EXERCISE DESCRIPTION -
Take the data that follows and retype it word for word.

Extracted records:
┌────────
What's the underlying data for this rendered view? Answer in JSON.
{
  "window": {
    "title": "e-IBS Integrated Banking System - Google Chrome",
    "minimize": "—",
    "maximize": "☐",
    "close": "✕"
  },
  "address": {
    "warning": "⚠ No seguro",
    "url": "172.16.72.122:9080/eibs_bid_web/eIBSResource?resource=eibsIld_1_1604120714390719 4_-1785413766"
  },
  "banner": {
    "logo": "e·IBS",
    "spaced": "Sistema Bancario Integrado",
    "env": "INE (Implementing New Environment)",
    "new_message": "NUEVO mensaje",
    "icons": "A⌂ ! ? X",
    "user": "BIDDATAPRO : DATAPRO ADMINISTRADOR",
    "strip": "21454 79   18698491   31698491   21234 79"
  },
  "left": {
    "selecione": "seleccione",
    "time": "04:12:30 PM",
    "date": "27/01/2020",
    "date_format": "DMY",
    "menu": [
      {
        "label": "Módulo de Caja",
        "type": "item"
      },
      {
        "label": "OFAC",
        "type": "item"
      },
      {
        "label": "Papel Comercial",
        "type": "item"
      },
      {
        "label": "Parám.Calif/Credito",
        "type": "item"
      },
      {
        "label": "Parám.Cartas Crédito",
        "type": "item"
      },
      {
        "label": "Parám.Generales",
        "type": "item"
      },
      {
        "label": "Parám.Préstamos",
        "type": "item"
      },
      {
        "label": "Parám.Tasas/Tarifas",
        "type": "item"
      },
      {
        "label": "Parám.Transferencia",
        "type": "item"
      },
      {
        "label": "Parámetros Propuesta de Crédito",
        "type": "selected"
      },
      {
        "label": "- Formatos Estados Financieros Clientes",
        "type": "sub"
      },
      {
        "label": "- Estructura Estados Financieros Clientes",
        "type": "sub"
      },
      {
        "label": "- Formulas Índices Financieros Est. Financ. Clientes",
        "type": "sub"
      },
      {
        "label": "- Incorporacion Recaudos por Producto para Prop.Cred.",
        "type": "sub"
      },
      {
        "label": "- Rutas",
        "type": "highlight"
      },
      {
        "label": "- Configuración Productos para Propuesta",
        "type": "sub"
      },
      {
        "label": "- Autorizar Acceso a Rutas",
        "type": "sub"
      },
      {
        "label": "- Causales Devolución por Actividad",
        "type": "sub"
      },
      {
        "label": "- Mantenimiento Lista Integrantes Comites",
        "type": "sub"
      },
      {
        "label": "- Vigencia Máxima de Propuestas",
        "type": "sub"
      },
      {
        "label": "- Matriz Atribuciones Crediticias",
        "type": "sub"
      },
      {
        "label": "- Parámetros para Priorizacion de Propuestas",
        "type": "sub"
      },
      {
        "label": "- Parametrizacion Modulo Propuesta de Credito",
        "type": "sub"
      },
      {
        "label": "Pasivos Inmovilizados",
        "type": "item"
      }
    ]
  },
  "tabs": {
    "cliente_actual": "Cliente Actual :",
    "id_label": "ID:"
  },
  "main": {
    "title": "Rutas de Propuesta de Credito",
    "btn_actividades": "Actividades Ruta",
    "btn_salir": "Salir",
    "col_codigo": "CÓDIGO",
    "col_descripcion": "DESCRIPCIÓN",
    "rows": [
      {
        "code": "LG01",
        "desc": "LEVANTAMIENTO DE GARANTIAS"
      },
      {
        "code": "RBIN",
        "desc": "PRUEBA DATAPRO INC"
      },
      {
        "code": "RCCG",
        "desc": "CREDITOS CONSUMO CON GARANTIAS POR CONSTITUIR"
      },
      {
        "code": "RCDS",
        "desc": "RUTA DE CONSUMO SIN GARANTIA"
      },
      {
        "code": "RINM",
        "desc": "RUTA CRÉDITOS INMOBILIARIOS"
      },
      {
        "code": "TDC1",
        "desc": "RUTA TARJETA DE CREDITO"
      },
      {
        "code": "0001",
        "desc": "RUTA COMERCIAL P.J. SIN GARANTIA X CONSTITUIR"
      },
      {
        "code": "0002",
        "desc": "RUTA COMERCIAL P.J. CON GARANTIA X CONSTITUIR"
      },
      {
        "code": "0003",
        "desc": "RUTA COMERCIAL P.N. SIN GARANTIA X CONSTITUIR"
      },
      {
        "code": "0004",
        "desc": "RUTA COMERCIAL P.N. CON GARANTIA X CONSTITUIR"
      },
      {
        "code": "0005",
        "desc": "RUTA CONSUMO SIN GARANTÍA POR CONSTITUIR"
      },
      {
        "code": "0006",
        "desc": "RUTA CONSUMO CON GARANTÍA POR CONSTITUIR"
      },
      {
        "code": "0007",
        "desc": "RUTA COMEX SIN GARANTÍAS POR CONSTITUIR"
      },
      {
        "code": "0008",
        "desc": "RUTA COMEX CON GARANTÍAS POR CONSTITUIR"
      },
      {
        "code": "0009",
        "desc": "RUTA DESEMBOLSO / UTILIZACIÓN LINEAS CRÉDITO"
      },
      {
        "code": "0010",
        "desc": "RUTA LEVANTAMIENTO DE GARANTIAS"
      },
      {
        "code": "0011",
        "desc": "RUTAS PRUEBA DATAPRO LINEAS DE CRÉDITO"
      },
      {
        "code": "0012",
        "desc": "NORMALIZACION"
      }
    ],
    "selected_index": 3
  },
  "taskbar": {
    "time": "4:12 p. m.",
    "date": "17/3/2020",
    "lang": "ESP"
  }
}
└────────
OUTPUT -
What's the underlying data for this rendered view? Answer in JSON.
{
  "window": {
    "title": "e-IBS Integrated Banking System - Google Chrome",
    "minimize": "—",
    "maximize": "☐",
    "close": "✕"
  },
  "address": {
    "warning": "⚠ No seguro",
    "url": "172.16.72.122:9080/eibs_bid_web/eIBSResource?resource=eibsIld_1_1604120714390719 4_-1785413766"
  },
  "banner": {
    "logo": "e·IBS",
    "spaced": "Sistema Bancario Integrado",
    "env": "INE (Implementing New Environment)",
    "new_message": "NUEVO mensaje",
    "icons": "A⌂ ! ? X",
    "user": "BIDDATAPRO : DATAPRO ADMINISTRADOR",
    "strip": "21454 79   18698491   31698491   21234 79"
  },
  "left": {
    "selecione": "seleccione",
    "time": "04:12:30 PM",
    "date": "27/01/2020",
    "date_format": "DMY",
    "menu": [
      {
        "label": "Módulo de Caja",
        "type": "item"
      },
      {
        "label": "OFAC",
        "type": "item"
      },
      {
        "label": "Papel Comercial",
        "type": "item"
      },
      {
        "label": "Parám.Calif/Credito",
        "type": "item"
      },
      {
        "label": "Parám.Cartas Crédito",
        "type": "item"
      },
      {
        "label": "Parám.Generales",
        "type": "item"
      },
      {
        "label": "Parám.Préstamos",
        "type": "item"
      },
      {
        "label": "Parám.Tasas/Tarifas",
        "type": "item"
      },
      {
        "label": "Parám.Transferencia",
        "type": "item"
      },
      {
        "label": "Parámetros Propuesta de Crédito",
        "type": "selected"
      },
      {
        "label": "- Formatos Estados Financieros Clientes",
        "type": "sub"
      },
      {
        "label": "- Estructura Estados Financieros Clientes",
        "type": "sub"
      },
      {
        "label": "- Formulas Índices Financieros Est. Financ. Clientes",
        "type": "sub"
      },
      {
        "label": "- Incorporacion Recaudos por Producto para Prop.Cred.",
        "type": "sub"
      },
      {
        "label": "- Rutas",
        "type": "highlight"
      },
      {
        "label": "- Configuración Productos para Propuesta",
        "type": "sub"
      },
      {
        "label": "- Autorizar Acceso a Rutas",
        "type": "sub"
      },
      {
        "label": "- Causales Devolución por Actividad",
        "type": "sub"
      },
      {
        "label": "- Mantenimiento Lista Integrantes Comites",
        "type": "sub"
      },
      {
        "label": "- Vigencia Máxima de Propuestas",
        "type": "sub"
      },
      {
        "label": "- Matriz Atribuciones Crediticias",
        "type": "sub"
      },
      {
        "label": "- Parámetros para Priorizacion de Propuestas",
        "type": "sub"
      },
      {
        "label": "- Parametrizacion Modulo Propuesta de Credito",
        "type": "sub"
      },
      {
        "label": "Pasivos Inmovilizados",
        "type": "item"
      }
    ]
  },
  "tabs": {
    "cliente_actual": "Cliente Actual :",
    "id_label": "ID:"
  },
  "main": {
    "title": "Rutas de Propuesta de Credito",
    "btn_actividades": "Actividades Ruta",
    "btn_salir": "Salir",
    "col_codigo": "CÓDIGO",
    "col_descripcion": "DESCRIPCIÓN",
    "rows": [
      {
        "code": "LG01",
        "desc": "LEVANTAMIENTO DE GARANTIAS"
      },
      {
        "code": "RBIN",
        "desc": "PRUEBA DATAPRO INC"
      },
      {
        "code": "RCCG",
        "desc": "CREDITOS CONSUMO CON GARANTIAS POR CONSTITUIR"
      },
      {
        "code": "RCDS",
        "desc": "RUTA DE CONSUMO SIN GARANTIA"
      },
      {
        "code": "RINM",
        "desc": "RUTA CRÉDITOS INMOBILIARIOS"
      },
      {
        "code": "TDC1",
        "desc": "RUTA TARJETA DE CREDITO"
      },
      {
        "code": "0001",
        "desc": "RUTA COMERCIAL P.J. SIN GARANTIA X CONSTITUIR"
      },
      {
        "code": "0002",
        "desc": "RUTA COMERCIAL P.J. CON GARANTIA X CONSTITUIR"
      },
      {
        "code": "0003",
        "desc": "RUTA COMERCIAL P.N. SIN GARANTIA X CONSTITUIR"
      },
      {
        "code": "0004",
        "desc": "RUTA COMERCIAL P.N. CON GARANTIA X CONSTITUIR"
      },
      {
        "code": "0005",
        "desc": "RUTA CONSUMO SIN GARANTÍA POR CONSTITUIR"
      },
      {
        "code": "0006",
        "desc": "RUTA CONSUMO CON GARANTÍA POR CONSTITUIR"
      },
      {
        "code": "0007",
        "desc": "RUTA COMEX SIN GARANTÍAS POR CONSTITUIR"
      },
      {
        "code": "0008",
        "desc": "RUTA COMEX CON GARANTÍAS POR CONSTITUIR"
      },
      {
        "code": "0009",
        "desc": "RUTA DESEMBOLSO / UTILIZACIÓN LINEAS CRÉDITO"
      },
      {
        "code": "0010",
        "desc": "RUTA LEVANTAMIENTO DE GARANTIAS"
      },
      {
        "code": "0011",
        "desc": "RUTAS PRUEBA DATAPRO LINEAS DE CRÉDITO"
      },
      {
        "code": "0012",
        "desc": "NORMALIZACION"
      }
    ],
    "selected_index": 3
  },
  "taskbar": {
    "time": "4:12 p. m.",
    "date": "17/3/2020",
    "lang": "ESP"
  }
}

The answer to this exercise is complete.